§ **Set exercise**: Repeat the material exactly as it appears.

§ **Data**:
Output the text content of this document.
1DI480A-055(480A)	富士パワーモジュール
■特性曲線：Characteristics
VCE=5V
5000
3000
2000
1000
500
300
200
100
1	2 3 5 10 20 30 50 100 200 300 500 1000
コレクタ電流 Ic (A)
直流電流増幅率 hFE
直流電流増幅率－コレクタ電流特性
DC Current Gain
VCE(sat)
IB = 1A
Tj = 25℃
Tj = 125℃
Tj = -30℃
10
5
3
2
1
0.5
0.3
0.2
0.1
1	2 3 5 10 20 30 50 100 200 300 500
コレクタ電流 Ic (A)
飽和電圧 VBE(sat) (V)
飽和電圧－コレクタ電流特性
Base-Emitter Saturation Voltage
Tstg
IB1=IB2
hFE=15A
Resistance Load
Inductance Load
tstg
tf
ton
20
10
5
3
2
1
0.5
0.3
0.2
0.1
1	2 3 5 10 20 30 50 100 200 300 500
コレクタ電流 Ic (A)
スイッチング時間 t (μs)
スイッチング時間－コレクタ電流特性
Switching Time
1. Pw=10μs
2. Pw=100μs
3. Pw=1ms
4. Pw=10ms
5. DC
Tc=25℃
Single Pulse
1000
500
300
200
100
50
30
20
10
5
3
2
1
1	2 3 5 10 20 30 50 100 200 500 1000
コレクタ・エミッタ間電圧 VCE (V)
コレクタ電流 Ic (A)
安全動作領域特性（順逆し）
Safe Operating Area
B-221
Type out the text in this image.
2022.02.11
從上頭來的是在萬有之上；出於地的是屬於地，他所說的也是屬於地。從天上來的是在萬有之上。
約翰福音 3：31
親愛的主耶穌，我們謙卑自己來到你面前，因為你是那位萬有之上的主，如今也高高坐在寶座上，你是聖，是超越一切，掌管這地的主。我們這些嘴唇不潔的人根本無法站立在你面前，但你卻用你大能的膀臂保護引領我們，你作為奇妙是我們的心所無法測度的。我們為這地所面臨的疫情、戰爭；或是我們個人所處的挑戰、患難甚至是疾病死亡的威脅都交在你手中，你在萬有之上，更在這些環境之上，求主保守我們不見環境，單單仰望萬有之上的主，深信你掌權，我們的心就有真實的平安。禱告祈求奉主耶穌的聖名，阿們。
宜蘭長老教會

§ **The result**:
Output the text content of this document.
1DI480A-055(480A)	富士パワーモジュール
■特性曲線：Characteristics
VCE=5V
5000
3000
2000
1000
500
300
200
100
1	2 3 5 10 20 30 50 100 200 300 500 1000
コレクタ電流 Ic (A)
直流電流増幅率 hFE
直流電流増幅率－コレクタ電流特性
DC Current Gain
VCE(sat)
IB = 1A
Tj = 25℃
Tj = 125℃
Tj = -30℃
10
5
3
2
1
0.5
0.3
0.2
0.1
1	2 3 5 10 20 30 50 100 200 300 500
コレクタ電流 Ic (A)
飽和電圧 VBE(sat) (V)
飽和電圧－コレクタ電流特性
Base-Emitter Saturation Voltage
Tstg
IB1=IB2
hFE=15A
Resistance Load
Inductance Load
tstg
tf
ton
20
10
5
3
2
1
0.5
0.3
0.2
0.1
1	2 3 5 10 20 30 50 100 200 300 500
コレクタ電流 Ic (A)
スイッチング時間 t (μs)
スイッチング時間－コレクタ電流特性
Switching Time
1. Pw=10μs
2. Pw=100μs
3. Pw=1ms
4. Pw=10ms
5. DC
Tc=25℃
Single Pulse
1000
500
300
200
100
50
30
20
10
5
3
2
1
1	2 3 5 10 20 30 50 100 200 500 1000
コレクタ・エミッタ間電圧 VCE (V)
コレクタ電流 Ic (A)
安全動作領域特性（順逆し）
Safe Operating Area
B-221
Type out the text in this image.
2022.02.11
從上頭來的是在萬有之上；出於地的是屬於地，他所說的也是屬於地。從天上來的是在萬有之上。
約翰福音 3：31
親愛的主耶穌，我們謙卑自己來到你面前，因為你是那位萬有之上的主，如今也高高坐在寶座上，你是聖，是超越一切，掌管這地的主。我們這些嘴唇不潔的人根本無法站立在你面前，但你卻用你大能的膀臂保護引領我們，你作為奇妙是我們的心所無法測度的。我們為這地所面臨的疫情、戰爭；或是我們個人所處的挑戰、患難甚至是疾病死亡的威脅都交在你手中，你在萬有之上，更在這些環境之上，求主保守我們不見環境，單單仰望萬有之上的主，深信你掌權，我們的心就有真實的平安。禱告祈求奉主耶穌的聖名，阿們。
宜蘭長老教會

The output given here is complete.